**Items from a figure collection:**
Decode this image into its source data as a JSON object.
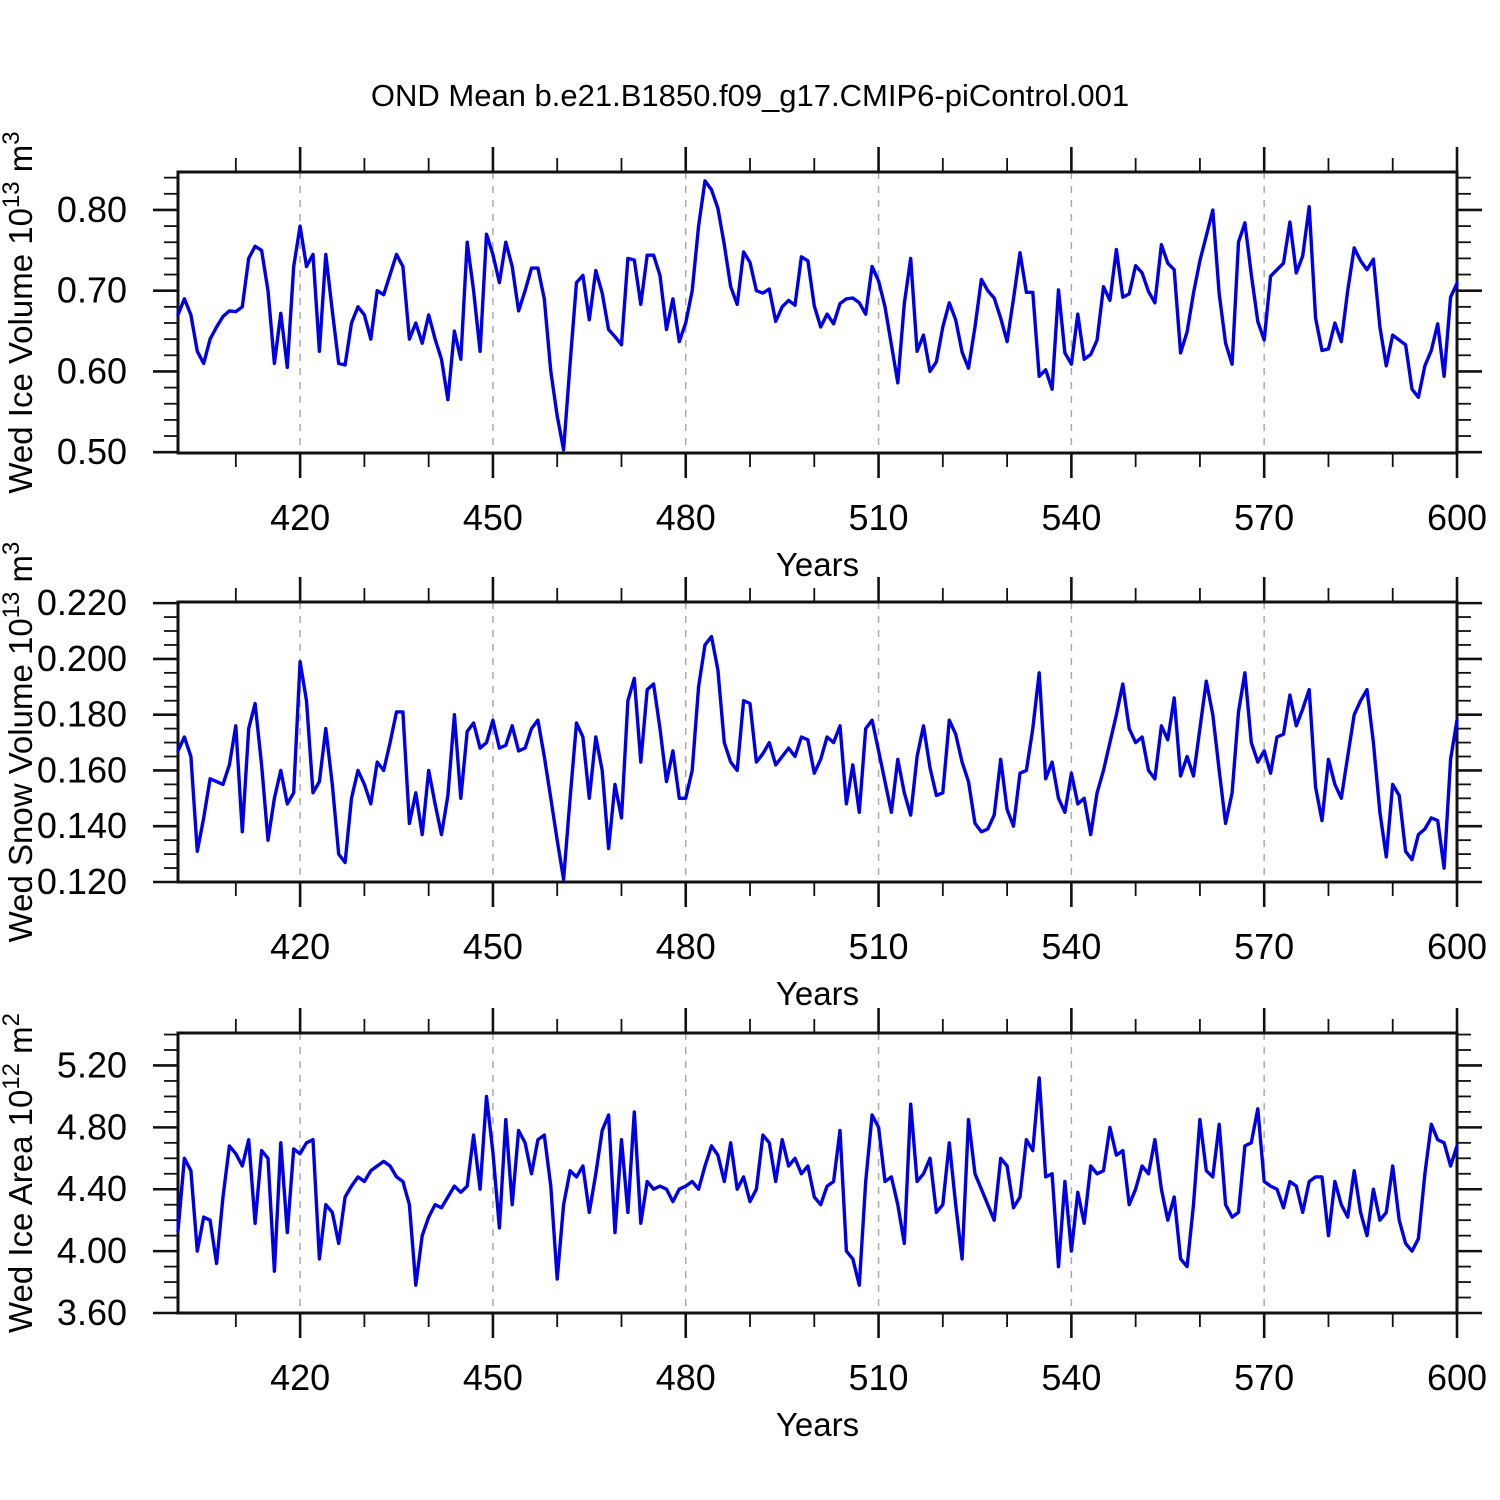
{
  "title": "OND Mean b.e21.B1850.f09_g17.CMIP6-piControl.001",
  "style": {
    "line_color": "#0000e8",
    "frame_color": "#111111",
    "grid_color": "#aaaaaa",
    "text_color": "#000000",
    "background": "#ffffff"
  },
  "chart_data": [
    {
      "type": "line",
      "ylabel_parts": [
        {
          "t": "Wed Ice Volume 10"
        },
        {
          "sup": "13"
        },
        {
          "t": " m"
        },
        {
          "sup": "3"
        }
      ],
      "xlabel": "Years",
      "x_range": [
        401,
        600
      ],
      "x_major": [
        420,
        450,
        480,
        510,
        540,
        570,
        600
      ],
      "x_minor_step": 10,
      "y_range": [
        0.499,
        0.847
      ],
      "y_major": [
        0.5,
        0.6,
        0.7,
        0.8
      ],
      "y_minor_step": 0.02,
      "y_decimals": 2,
      "grid": true,
      "legend": "none",
      "x_start_year": 401,
      "values": [
        0.67,
        0.69,
        0.67,
        0.625,
        0.61,
        0.64,
        0.655,
        0.668,
        0.675,
        0.674,
        0.68,
        0.74,
        0.755,
        0.75,
        0.7,
        0.61,
        0.672,
        0.605,
        0.73,
        0.78,
        0.73,
        0.745,
        0.625,
        0.745,
        0.675,
        0.61,
        0.608,
        0.66,
        0.68,
        0.67,
        0.64,
        0.7,
        0.695,
        0.72,
        0.745,
        0.73,
        0.64,
        0.66,
        0.635,
        0.67,
        0.64,
        0.615,
        0.565,
        0.65,
        0.615,
        0.76,
        0.7,
        0.625,
        0.77,
        0.745,
        0.71,
        0.76,
        0.73,
        0.675,
        0.7,
        0.728,
        0.728,
        0.69,
        0.6,
        0.545,
        0.503,
        0.61,
        0.71,
        0.719,
        0.664,
        0.725,
        0.697,
        0.652,
        0.643,
        0.633,
        0.74,
        0.738,
        0.683,
        0.744,
        0.744,
        0.719,
        0.652,
        0.69,
        0.637,
        0.66,
        0.7,
        0.78,
        0.836,
        0.825,
        0.802,
        0.757,
        0.705,
        0.683,
        0.748,
        0.735,
        0.7,
        0.697,
        0.702,
        0.662,
        0.68,
        0.688,
        0.682,
        0.742,
        0.737,
        0.681,
        0.655,
        0.671,
        0.659,
        0.684,
        0.69,
        0.691,
        0.685,
        0.671,
        0.73,
        0.712,
        0.68,
        0.633,
        0.586,
        0.684,
        0.74,
        0.625,
        0.645,
        0.6,
        0.612,
        0.655,
        0.685,
        0.664,
        0.624,
        0.604,
        0.655,
        0.714,
        0.7,
        0.691,
        0.666,
        0.637,
        0.69,
        0.747,
        0.698,
        0.698,
        0.594,
        0.602,
        0.578,
        0.701,
        0.623,
        0.609,
        0.671,
        0.615,
        0.621,
        0.639,
        0.705,
        0.688,
        0.751,
        0.692,
        0.696,
        0.731,
        0.722,
        0.699,
        0.685,
        0.757,
        0.734,
        0.726,
        0.623,
        0.649,
        0.697,
        0.737,
        0.768,
        0.8,
        0.696,
        0.635,
        0.609,
        0.76,
        0.784,
        0.72,
        0.662,
        0.639,
        0.718,
        0.726,
        0.734,
        0.785,
        0.722,
        0.743,
        0.804,
        0.666,
        0.626,
        0.628,
        0.66,
        0.637,
        0.7,
        0.753,
        0.737,
        0.726,
        0.739,
        0.655,
        0.607,
        0.645,
        0.639,
        0.633,
        0.578,
        0.568,
        0.607,
        0.626,
        0.659,
        0.594,
        0.692,
        0.709
      ]
    },
    {
      "type": "line",
      "ylabel_parts": [
        {
          "t": "Wed Snow Volume 10"
        },
        {
          "sup": "13"
        },
        {
          "t": " m"
        },
        {
          "sup": "3"
        }
      ],
      "xlabel": "Years",
      "x_range": [
        401,
        600
      ],
      "x_major": [
        420,
        450,
        480,
        510,
        540,
        570,
        600
      ],
      "x_minor_step": 10,
      "y_range": [
        0.12,
        0.2204
      ],
      "y_major": [
        0.12,
        0.14,
        0.16,
        0.18,
        0.2,
        0.22
      ],
      "y_minor_step": 0.005,
      "y_decimals": 3,
      "grid": true,
      "legend": "none",
      "x_start_year": 401,
      "values": [
        0.167,
        0.172,
        0.165,
        0.131,
        0.143,
        0.157,
        0.156,
        0.155,
        0.162,
        0.176,
        0.138,
        0.175,
        0.184,
        0.162,
        0.135,
        0.15,
        0.16,
        0.148,
        0.152,
        0.199,
        0.185,
        0.152,
        0.156,
        0.175,
        0.155,
        0.13,
        0.127,
        0.15,
        0.16,
        0.155,
        0.148,
        0.163,
        0.16,
        0.17,
        0.181,
        0.181,
        0.141,
        0.152,
        0.137,
        0.16,
        0.148,
        0.137,
        0.151,
        0.18,
        0.15,
        0.174,
        0.177,
        0.168,
        0.17,
        0.178,
        0.168,
        0.169,
        0.176,
        0.167,
        0.168,
        0.175,
        0.178,
        0.165,
        0.15,
        0.135,
        0.121,
        0.15,
        0.177,
        0.172,
        0.15,
        0.172,
        0.16,
        0.132,
        0.155,
        0.143,
        0.185,
        0.193,
        0.163,
        0.189,
        0.191,
        0.175,
        0.156,
        0.167,
        0.15,
        0.15,
        0.16,
        0.19,
        0.205,
        0.208,
        0.196,
        0.17,
        0.163,
        0.16,
        0.185,
        0.184,
        0.163,
        0.166,
        0.17,
        0.162,
        0.165,
        0.168,
        0.165,
        0.172,
        0.171,
        0.159,
        0.164,
        0.172,
        0.17,
        0.176,
        0.148,
        0.162,
        0.145,
        0.175,
        0.178,
        0.167,
        0.156,
        0.145,
        0.164,
        0.152,
        0.144,
        0.165,
        0.176,
        0.161,
        0.151,
        0.152,
        0.178,
        0.173,
        0.163,
        0.156,
        0.141,
        0.138,
        0.139,
        0.144,
        0.164,
        0.146,
        0.14,
        0.159,
        0.16,
        0.175,
        0.195,
        0.157,
        0.163,
        0.15,
        0.145,
        0.159,
        0.148,
        0.15,
        0.137,
        0.152,
        0.16,
        0.17,
        0.18,
        0.191,
        0.175,
        0.17,
        0.172,
        0.16,
        0.157,
        0.176,
        0.171,
        0.186,
        0.158,
        0.165,
        0.158,
        0.175,
        0.192,
        0.18,
        0.16,
        0.141,
        0.152,
        0.181,
        0.195,
        0.17,
        0.163,
        0.167,
        0.159,
        0.172,
        0.173,
        0.187,
        0.176,
        0.182,
        0.189,
        0.154,
        0.142,
        0.164,
        0.155,
        0.15,
        0.165,
        0.18,
        0.185,
        0.189,
        0.17,
        0.145,
        0.129,
        0.155,
        0.151,
        0.131,
        0.128,
        0.137,
        0.139,
        0.143,
        0.142,
        0.125,
        0.164,
        0.178
      ]
    },
    {
      "type": "line",
      "ylabel_parts": [
        {
          "t": "Wed Ice Area 10"
        },
        {
          "sup": "12"
        },
        {
          "t": " m"
        },
        {
          "sup": "2"
        }
      ],
      "xlabel": "Years",
      "x_range": [
        401,
        600
      ],
      "x_major": [
        420,
        450,
        480,
        510,
        540,
        570,
        600
      ],
      "x_minor_step": 10,
      "y_range": [
        3.6,
        5.41
      ],
      "y_major": [
        3.6,
        4.0,
        4.4,
        4.8,
        5.2
      ],
      "y_minor_step": 0.1,
      "y_decimals": 2,
      "grid": true,
      "legend": "none",
      "x_start_year": 401,
      "values": [
        4.13,
        4.6,
        4.52,
        4.0,
        4.22,
        4.2,
        3.92,
        4.35,
        4.68,
        4.63,
        4.55,
        4.72,
        4.18,
        4.65,
        4.6,
        3.87,
        4.7,
        4.12,
        4.66,
        4.63,
        4.7,
        4.72,
        3.95,
        4.3,
        4.25,
        4.05,
        4.35,
        4.42,
        4.48,
        4.45,
        4.52,
        4.55,
        4.58,
        4.55,
        4.48,
        4.45,
        4.3,
        3.78,
        4.1,
        4.22,
        4.3,
        4.28,
        4.35,
        4.42,
        4.38,
        4.42,
        4.75,
        4.4,
        5.0,
        4.64,
        4.15,
        4.85,
        4.3,
        4.78,
        4.7,
        4.5,
        4.72,
        4.75,
        4.42,
        3.82,
        4.3,
        4.52,
        4.48,
        4.55,
        4.25,
        4.5,
        4.78,
        4.88,
        4.12,
        4.72,
        4.25,
        4.9,
        4.18,
        4.45,
        4.4,
        4.42,
        4.4,
        4.32,
        4.4,
        4.42,
        4.45,
        4.4,
        4.55,
        4.68,
        4.62,
        4.45,
        4.7,
        4.4,
        4.48,
        4.32,
        4.4,
        4.75,
        4.7,
        4.45,
        4.72,
        4.55,
        4.6,
        4.5,
        4.55,
        4.35,
        4.3,
        4.42,
        4.45,
        4.78,
        4.0,
        3.95,
        3.78,
        4.45,
        4.88,
        4.8,
        4.45,
        4.48,
        4.3,
        4.05,
        4.95,
        4.45,
        4.5,
        4.6,
        4.25,
        4.3,
        4.7,
        4.3,
        3.95,
        4.85,
        4.5,
        4.4,
        4.3,
        4.2,
        4.6,
        4.55,
        4.28,
        4.35,
        4.72,
        4.65,
        5.12,
        4.48,
        4.5,
        3.9,
        4.45,
        4.0,
        4.38,
        4.18,
        4.55,
        4.5,
        4.52,
        4.8,
        4.62,
        4.65,
        4.3,
        4.4,
        4.55,
        4.5,
        4.72,
        4.4,
        4.2,
        4.35,
        3.95,
        3.9,
        4.3,
        4.85,
        4.52,
        4.48,
        4.82,
        4.3,
        4.22,
        4.25,
        4.68,
        4.7,
        4.92,
        4.45,
        4.42,
        4.4,
        4.28,
        4.45,
        4.42,
        4.25,
        4.45,
        4.48,
        4.48,
        4.1,
        4.45,
        4.3,
        4.22,
        4.52,
        4.25,
        4.1,
        4.4,
        4.2,
        4.25,
        4.55,
        4.2,
        4.05,
        4.0,
        4.08,
        4.5,
        4.82,
        4.72,
        4.7,
        4.55,
        4.68
      ]
    }
  ]
}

**The task:**
Search the listing for the string "Volume". Copy each line where it turns up.

**Final result:**
          "t": "Wed Ice Volume 10"
          "t": "Wed Snow Volume 10"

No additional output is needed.